— Supplied entries —
((

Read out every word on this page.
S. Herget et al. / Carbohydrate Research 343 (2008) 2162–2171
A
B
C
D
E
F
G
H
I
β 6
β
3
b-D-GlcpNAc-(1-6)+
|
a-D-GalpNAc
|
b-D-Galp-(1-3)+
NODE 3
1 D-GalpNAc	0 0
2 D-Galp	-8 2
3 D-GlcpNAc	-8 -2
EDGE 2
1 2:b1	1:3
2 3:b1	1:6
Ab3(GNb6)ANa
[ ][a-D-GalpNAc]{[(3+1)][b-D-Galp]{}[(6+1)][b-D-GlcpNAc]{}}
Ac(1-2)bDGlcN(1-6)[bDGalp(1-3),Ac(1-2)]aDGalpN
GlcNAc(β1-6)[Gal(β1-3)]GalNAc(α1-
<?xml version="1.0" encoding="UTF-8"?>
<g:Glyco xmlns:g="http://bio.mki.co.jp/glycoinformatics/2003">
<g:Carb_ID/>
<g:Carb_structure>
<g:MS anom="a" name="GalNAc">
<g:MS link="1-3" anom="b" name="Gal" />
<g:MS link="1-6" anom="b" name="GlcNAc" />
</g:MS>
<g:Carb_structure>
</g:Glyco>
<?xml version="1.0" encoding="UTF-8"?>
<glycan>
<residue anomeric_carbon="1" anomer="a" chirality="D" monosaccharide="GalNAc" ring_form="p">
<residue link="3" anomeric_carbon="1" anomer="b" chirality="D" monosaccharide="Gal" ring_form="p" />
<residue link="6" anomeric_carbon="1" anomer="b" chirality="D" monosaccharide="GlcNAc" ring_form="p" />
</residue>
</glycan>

))

For each line of the entries that includes "residue", show that line.

— Exercise solution —
<residue anomeric_carbon="1" anomer="a" chirality="D" monosaccharide="GalNAc" ring_form="p">
<residue link="3" anomeric_carbon="1" anomer="b" chirality="D" monosaccharide="Gal" ring_form="p" />
<residue link="6" anomeric_carbon="1" anomer="b" chirality="D" monosaccharide="GlcNAc" ring_form="p" />
</residue>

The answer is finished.